Each record below should be repeated precisely as written.

MATERIAL SUPPLIED ->
# # # # # # #

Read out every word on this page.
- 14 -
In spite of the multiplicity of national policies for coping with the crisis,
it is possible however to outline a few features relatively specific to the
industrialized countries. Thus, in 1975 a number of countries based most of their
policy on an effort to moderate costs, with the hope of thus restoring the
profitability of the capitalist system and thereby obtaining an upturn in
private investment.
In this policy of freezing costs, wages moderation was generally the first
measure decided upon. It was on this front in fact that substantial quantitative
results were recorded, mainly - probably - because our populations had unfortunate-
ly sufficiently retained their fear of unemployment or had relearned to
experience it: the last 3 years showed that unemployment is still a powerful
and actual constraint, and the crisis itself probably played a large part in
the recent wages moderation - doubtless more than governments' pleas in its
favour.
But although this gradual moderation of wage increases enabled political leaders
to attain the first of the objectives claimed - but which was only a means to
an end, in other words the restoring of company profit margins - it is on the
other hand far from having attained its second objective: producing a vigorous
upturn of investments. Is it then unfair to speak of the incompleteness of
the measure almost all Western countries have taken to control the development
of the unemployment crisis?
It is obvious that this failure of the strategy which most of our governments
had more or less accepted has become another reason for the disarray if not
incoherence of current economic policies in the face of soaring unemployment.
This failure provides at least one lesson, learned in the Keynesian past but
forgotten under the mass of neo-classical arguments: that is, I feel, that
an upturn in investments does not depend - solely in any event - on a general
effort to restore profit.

# # # # # # #

THE COMPLETED TASK ->
Read out every word on this page.
- 14 -
In spite of the multiplicity of national policies for coping with the crisis,
it is possible however to outline a few features relatively specific to the
industrialized countries. Thus, in 1975 a number of countries based most of their
policy on an effort to moderate costs, with the hope of thus restoring the
profitability of the capitalist system and thereby obtaining an upturn in
private investment.
In this policy of freezing costs, wages moderation was generally the first
measure decided upon. It was on this front in fact that substantial quantitative
results were recorded, mainly - probably - because our populations had unfortunate-
ly sufficiently retained their fear of unemployment or had relearned to
experience it: the last 3 years showed that unemployment is still a powerful
and actual constraint, and the crisis itself probably played a large part in
the recent wages moderation - doubtless more than governments' pleas in its
favour.
But although this gradual moderation of wage increases enabled political leaders
to attain the first of the objectives claimed - but which was only a means to
an end, in other words the restoring of company profit margins - it is on the
other hand far from having attained its second objective: producing a vigorous
upturn of investments. Is it then unfair to speak of the incompleteness of
the measure almost all Western countries have taken to control the development
of the unemployment crisis?
It is obvious that this failure of the strategy which most of our governments
had more or less accepted has become another reason for the disarray if not
incoherence of current economic policies in the face of soaring unemployment.
This failure provides at least one lesson, learned in the Keynesian past but
forgotten under the mass of neo-classical arguments: that is, I feel, that
an upturn in investments does not depend - solely in any event - on a general
effort to restore profit.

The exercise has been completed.